- [Goal 1]: In the segment reporting note, who serves as the company's CODM?
- [Goal 2]: Pick up the segment reporting note after its last line and write what comes next.

Note 20. Business Segment and Geographic Information
Segment Organization and Reporting Framework
We have three reportable segments: Lending, Technology Platform and Financial Services. Each of our reportable segments is a strategic business unit that serves specific needs of our members based on the products and services provided. The segments are based on the manner in which management views the financial performance of the business. The reportable segments also reflect our organizational structure. Each segment has a segment manager who reports directly to the CODM. Our CODM is the company’s chief executive officer. The CODM has ultimate authority and responsibility over resource allocation decisions and performance assessment.
The operations of acquired businesses have been integrated into, or managed as part of, our existing reportable segments. Activities that are not part of a reportable segment, such as management of our corporate investment portfolio and asset/liability management by our centralized treasury function (as further discussed below), are included in our Corporate/Other segment.
Contribution profit (loss) is the measure of segment profit and loss reviewed by the CODM. Contribution profit (loss) is used by the CODM to evaluate segment performance and make decisions about funding our operations and allocating resources, primarily through periodic segment performance reviews. Contribution profit (loss) is defined as total net revenue for each reportable segment less:
fair value changes in servicing rights and residual interests classified as debt that are attributable to assumption changes, which impact the contribution profit within the Lending segment. These fair value changes are non-cash in nature and are not realized in the period; therefore, they do not impact the amounts available to fund our operations; and
expenses directly attributable to the corresponding reportable segment. Directly attributable expenses are the significant expenses of each of our respective segments, and primarily include compensation and benefits, direct advertising and lead generation, and vary based on the amount of activity within each segment. Directly attributable expenses also include loan origination and servicing expenses, professional services, product fulfillment, and occupancy-related costs. Expenses are attributed to the reportable segments using either direct costs of the segment or labor costs that can be attributed based upon the allocation of employee time for individual products.
the provision for credit losses which primarily relates to the financial services segment.

Recorded data:
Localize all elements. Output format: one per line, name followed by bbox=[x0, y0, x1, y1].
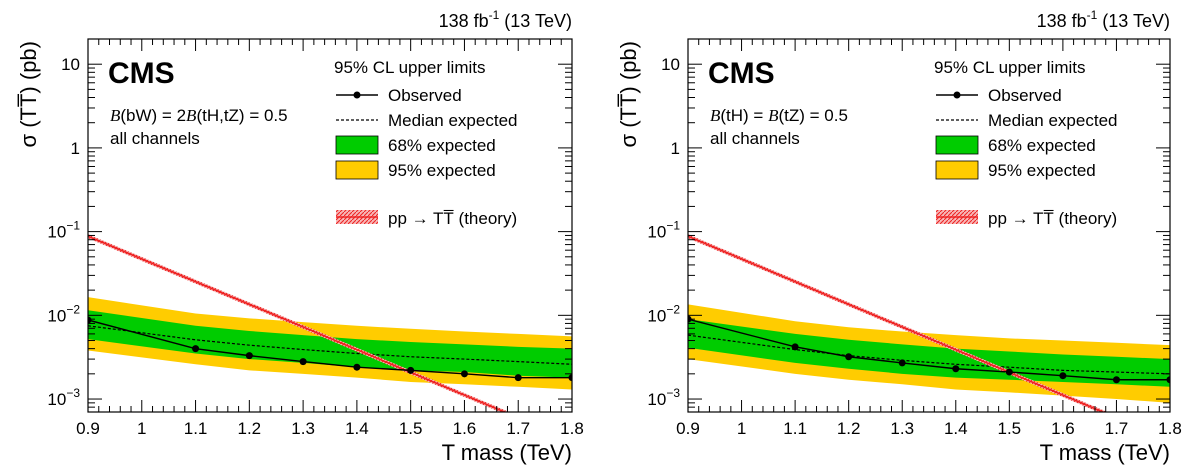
x-tick-label: 1.3 bbox=[291, 419, 315, 438]
y-tick-label: 10−3 bbox=[647, 386, 680, 409]
plot-frame bbox=[687, 38, 1171, 413]
legend-95-swatch bbox=[335, 160, 379, 180]
legend-95-swatch bbox=[935, 160, 979, 180]
lumi-label: 138 fb-1 (13 TeV) bbox=[439, 8, 572, 31]
median-expected-line bbox=[688, 334, 1170, 375]
x-tick-label: 1.1 bbox=[783, 419, 807, 438]
x-tick-label: 1.5 bbox=[399, 419, 423, 438]
x-tick-label: 1.2 bbox=[837, 419, 861, 438]
channels-label: all channels bbox=[710, 129, 800, 148]
x-tick-label: 1 bbox=[137, 419, 146, 438]
y-tick-label: 10 bbox=[661, 55, 680, 74]
observed-point bbox=[192, 345, 200, 353]
y-tick-label: 10 bbox=[61, 55, 80, 74]
legend-95-label: 95% expected bbox=[988, 161, 1096, 180]
y-tick-label: 10−1 bbox=[647, 219, 680, 242]
x-tick-label: 1.8 bbox=[1158, 419, 1182, 438]
observed-point bbox=[1166, 376, 1170, 384]
y-tick-label: 1 bbox=[71, 139, 80, 158]
right-limit-plot: 0.9 1 1.1 1.2 1.3 1.4 1.5 1.6 1.7 1.8 10 1 10−1 10−2 1… bbox=[616, 8, 1182, 465]
x-tick-label: 0.9 bbox=[676, 419, 700, 438]
observed-point bbox=[1059, 372, 1067, 380]
legend-title: 95% CL upper limits bbox=[934, 58, 1086, 77]
legend-95-label: 95% expected bbox=[388, 161, 496, 180]
observed-point bbox=[845, 353, 853, 361]
x-tick-label: 1.4 bbox=[345, 419, 369, 438]
observed-point bbox=[245, 352, 253, 360]
legend-68-label: 68% expected bbox=[388, 136, 496, 155]
legend-median-label: Median expected bbox=[388, 111, 517, 130]
cms-logo-text: CMS bbox=[108, 57, 175, 90]
y-axis-title: σ (TT̅) (pb) bbox=[616, 41, 641, 147]
legend-observed-marker bbox=[353, 91, 361, 99]
observed-point bbox=[353, 363, 361, 371]
x-tick-label: 1.7 bbox=[1105, 419, 1129, 438]
legend-observed-label: Observed bbox=[388, 86, 462, 105]
scenario-label: B(tH) = B(tZ) = 0.5 bbox=[710, 106, 848, 125]
y-tick-label: 10−2 bbox=[647, 302, 680, 325]
legend-68-swatch bbox=[335, 135, 379, 155]
plot-area bbox=[88, 234, 572, 412]
y-tick-label: 1 bbox=[671, 139, 680, 158]
x-tick-label: 1.6 bbox=[1051, 419, 1075, 438]
observed-point bbox=[88, 316, 92, 324]
x-tick-label: 1.2 bbox=[238, 419, 262, 438]
observed-point bbox=[460, 370, 468, 378]
observed-point bbox=[952, 365, 960, 373]
median-expected-line bbox=[88, 325, 572, 365]
observed-point bbox=[1005, 368, 1013, 376]
observed-point bbox=[1112, 376, 1120, 384]
band-68-expected bbox=[88, 310, 572, 378]
band-68-expected bbox=[688, 319, 1170, 387]
theory-line bbox=[88, 235, 507, 412]
legend-observed-marker bbox=[953, 91, 961, 99]
legend-68-swatch bbox=[935, 135, 979, 155]
legend-title: 95% CL upper limits bbox=[334, 58, 486, 77]
plot-frame bbox=[87, 38, 573, 413]
plot-area bbox=[688, 234, 1170, 412]
x-tick-label: 1.6 bbox=[453, 419, 477, 438]
theory-line bbox=[688, 235, 1105, 412]
y-tick-label: 10−1 bbox=[47, 219, 80, 242]
observed-point bbox=[898, 359, 906, 367]
x-tick-label: 1.7 bbox=[506, 419, 530, 438]
x-axis-title: T mass (TeV) bbox=[442, 440, 572, 465]
cms-logo-text: CMS bbox=[708, 57, 775, 90]
y-tick-label: 10−2 bbox=[47, 302, 80, 325]
x-axis-title: T mass (TeV) bbox=[1040, 440, 1170, 465]
observed-point bbox=[568, 374, 572, 382]
legend-observed-label: Observed bbox=[988, 86, 1062, 105]
x-tick-label: 1.1 bbox=[184, 419, 208, 438]
observed-point bbox=[407, 366, 415, 374]
y-tick-label: 10−3 bbox=[47, 386, 80, 409]
y-axis-title: σ (TT̅) (pb) bbox=[16, 41, 41, 147]
observed-point bbox=[514, 374, 522, 382]
left-limit-plot: 0.9 1 1.1 1.2 1.3 1.4 1.5 1.6 1.7 1.8 10 1 10−1 10−2 1… bbox=[16, 8, 584, 465]
observed-point bbox=[791, 343, 799, 351]
observed-point bbox=[299, 358, 307, 366]
x-tick-label: 1.5 bbox=[998, 419, 1022, 438]
theory-band bbox=[88, 234, 510, 412]
legend-68-label: 68% expected bbox=[988, 136, 1096, 155]
x-tick-label: 0.9 bbox=[76, 419, 100, 438]
x-tick-label: 1.3 bbox=[890, 419, 914, 438]
theory-band bbox=[688, 234, 1108, 412]
x-tick-label: 1.8 bbox=[560, 419, 584, 438]
legend-theory-label: pp → TT̅ (theory) bbox=[388, 209, 517, 228]
scenario-label: B(bW) = 2B(tH,tZ) = 0.5 bbox=[110, 106, 288, 125]
x-tick-label: 1 bbox=[737, 419, 746, 438]
lumi-label: 138 fb-1 (13 TeV) bbox=[1037, 8, 1170, 31]
channels-label: all channels bbox=[110, 129, 200, 148]
x-tick-label: 1.4 bbox=[944, 419, 968, 438]
legend-median-label: Median expected bbox=[988, 111, 1117, 130]
legend-theory-label: pp → TT̅ (theory) bbox=[988, 209, 1117, 228]
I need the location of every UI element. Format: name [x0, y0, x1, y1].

- [Right answer 1]: The company's chief executive officer.

- [Right answer 2]:
We apply an FTP framework to attribute net interest income to our business segments based on their usage and/or provision of funding, implemented beginning in the first quarter of 2022. The primary objective of the FTP framework is to transfer interest rate risk from the business segments by providing matched duration of funding of assets and liabilities to allocate interest income and interest expense to each segment. Therefore, the financial impact, management and reporting of interest rate risk is centralized in Corporate/Other, where it is monitored and managed. Under the FTP framework, treasury provides a funds credit for sources of funds, such as deposits, and a funds charge for the use of funds, such as loans and credit cards. The process for determining FTP credits and charges is based on a number of factors and assumptions, including prevailing market interest rates, the expected duration of interest-earning and interest-bearing assets and liabilities, contingent risks and behaviors, and our broader funding profile. As the durations of assets and liabilities are typically not perfectly matched, the residual impact of the FTP framework is reflected within Corporate/Other. We regularly assess the assumptions, methodologies and reporting classifications used for segment reporting, which may result in further refinements or changes to the framework in future periods. The application of the FTP framework impacts the measure of net interest income and, thereby, total net revenue and contribution profit (loss) for our reportable segments, as well as the total net revenue of Corporate/Other, but has no impact on our consolidated results of operations.
The accounting policies of our reportable segments are consistent with those described in Note 1. Organization, Summary of Significant Accounting Policies and New Accounting Standards, except for the application of the FTP framework and the allocations of consolidated income and consolidated expenses. Assets are not allocated to reportable segments, as our CODM does not evaluate reportable segments using discrete asset information.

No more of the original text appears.